■ Exercise details
Which lines in the records below contain the string "Risk"? Pick out each of them and copy it in full.

■ Task inputs
******************************

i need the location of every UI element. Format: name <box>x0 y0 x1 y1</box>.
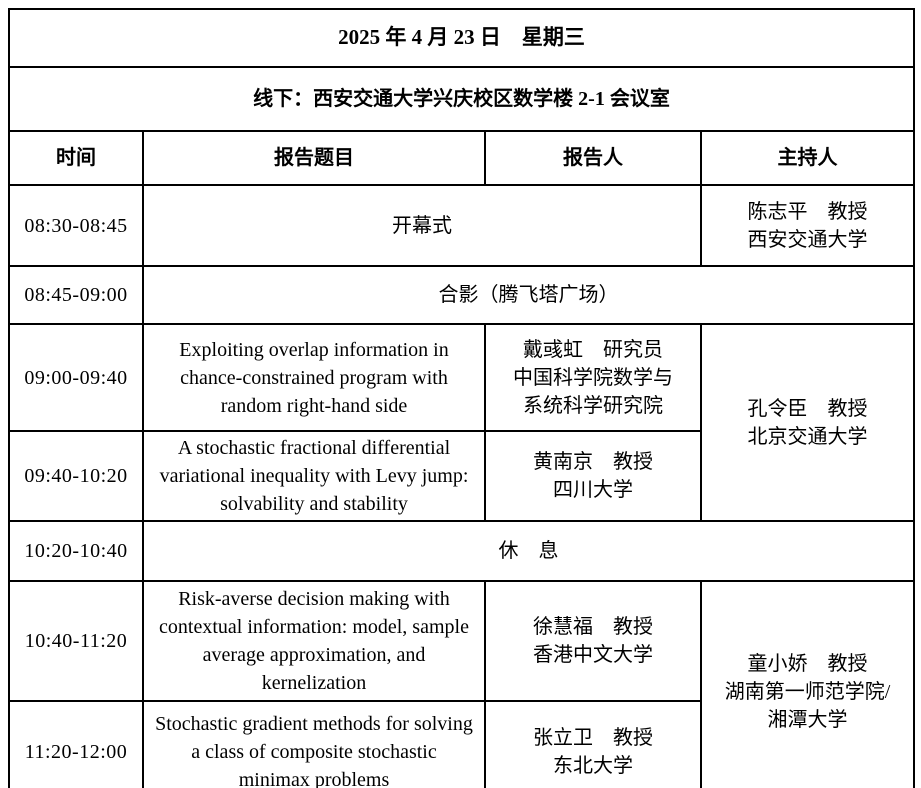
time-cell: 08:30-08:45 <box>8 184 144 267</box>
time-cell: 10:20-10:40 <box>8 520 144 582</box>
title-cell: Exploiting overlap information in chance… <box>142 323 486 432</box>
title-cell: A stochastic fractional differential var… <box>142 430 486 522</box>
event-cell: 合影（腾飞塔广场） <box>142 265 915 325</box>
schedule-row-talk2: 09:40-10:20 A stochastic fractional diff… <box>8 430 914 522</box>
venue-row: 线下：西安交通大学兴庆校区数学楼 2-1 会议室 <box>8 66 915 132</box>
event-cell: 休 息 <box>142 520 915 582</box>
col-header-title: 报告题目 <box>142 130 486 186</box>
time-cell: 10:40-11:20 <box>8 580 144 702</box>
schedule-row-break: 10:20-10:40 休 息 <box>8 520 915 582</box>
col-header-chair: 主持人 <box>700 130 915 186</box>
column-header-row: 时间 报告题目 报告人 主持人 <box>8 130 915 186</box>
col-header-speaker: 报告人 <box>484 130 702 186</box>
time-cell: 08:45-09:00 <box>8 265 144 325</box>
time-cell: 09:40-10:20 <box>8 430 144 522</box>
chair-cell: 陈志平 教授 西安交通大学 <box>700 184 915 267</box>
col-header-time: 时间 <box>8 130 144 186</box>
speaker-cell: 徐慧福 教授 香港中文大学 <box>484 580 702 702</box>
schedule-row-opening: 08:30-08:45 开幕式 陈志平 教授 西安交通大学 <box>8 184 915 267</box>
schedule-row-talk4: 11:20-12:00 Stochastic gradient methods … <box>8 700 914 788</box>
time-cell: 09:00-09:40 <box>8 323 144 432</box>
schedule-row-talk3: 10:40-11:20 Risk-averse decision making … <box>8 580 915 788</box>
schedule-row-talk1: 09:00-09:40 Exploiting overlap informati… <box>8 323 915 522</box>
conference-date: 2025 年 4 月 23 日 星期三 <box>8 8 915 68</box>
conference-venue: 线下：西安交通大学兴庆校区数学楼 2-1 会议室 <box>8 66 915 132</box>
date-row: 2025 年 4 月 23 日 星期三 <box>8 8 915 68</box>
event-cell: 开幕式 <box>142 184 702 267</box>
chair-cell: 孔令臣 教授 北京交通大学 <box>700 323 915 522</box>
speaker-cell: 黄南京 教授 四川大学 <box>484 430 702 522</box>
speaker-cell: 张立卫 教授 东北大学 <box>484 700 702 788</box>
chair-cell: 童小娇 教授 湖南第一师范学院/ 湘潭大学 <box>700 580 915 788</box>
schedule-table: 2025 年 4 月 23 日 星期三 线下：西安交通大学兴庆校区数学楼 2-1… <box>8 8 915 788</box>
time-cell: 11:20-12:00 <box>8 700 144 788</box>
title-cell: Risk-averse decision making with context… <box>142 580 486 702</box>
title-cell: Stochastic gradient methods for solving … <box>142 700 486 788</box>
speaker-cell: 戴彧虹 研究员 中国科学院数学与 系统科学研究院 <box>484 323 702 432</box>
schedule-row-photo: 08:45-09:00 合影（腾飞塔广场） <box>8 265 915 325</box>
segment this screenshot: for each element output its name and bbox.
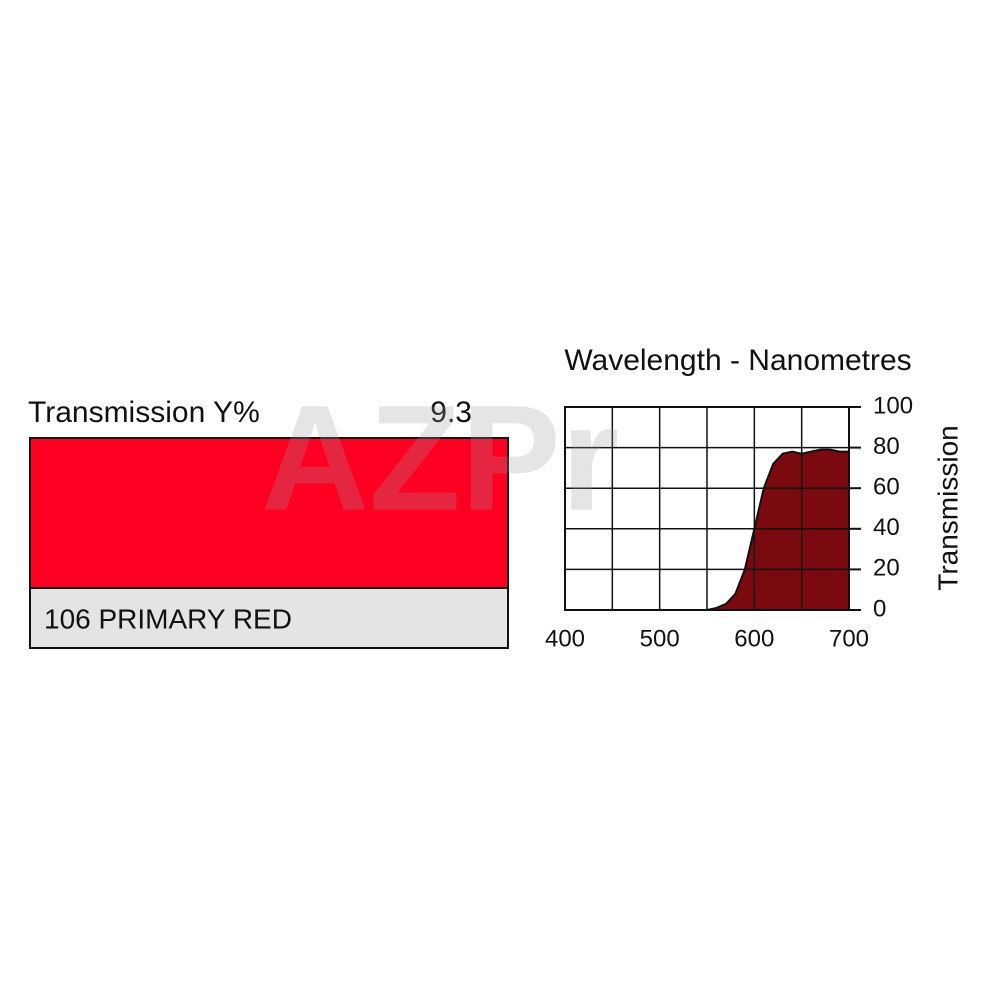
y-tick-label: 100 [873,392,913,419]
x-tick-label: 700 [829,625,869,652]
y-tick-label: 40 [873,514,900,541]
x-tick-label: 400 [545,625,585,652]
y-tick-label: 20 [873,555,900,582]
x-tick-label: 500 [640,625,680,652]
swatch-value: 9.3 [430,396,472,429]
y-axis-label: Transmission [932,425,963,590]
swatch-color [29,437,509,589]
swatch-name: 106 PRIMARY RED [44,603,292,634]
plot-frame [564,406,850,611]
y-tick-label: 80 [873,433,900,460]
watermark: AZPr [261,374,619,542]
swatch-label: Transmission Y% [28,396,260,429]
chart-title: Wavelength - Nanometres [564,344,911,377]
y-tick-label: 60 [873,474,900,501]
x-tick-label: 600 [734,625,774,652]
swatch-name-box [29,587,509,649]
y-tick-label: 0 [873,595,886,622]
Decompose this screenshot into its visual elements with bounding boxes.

******************************

■ Reply to the task
schedule-row-talk3: 10:40-11:20 Risk-averse decision making … <box>8 580 915 788</box>
title-cell: Risk-averse decision making with context… <box>142 580 486 702</box>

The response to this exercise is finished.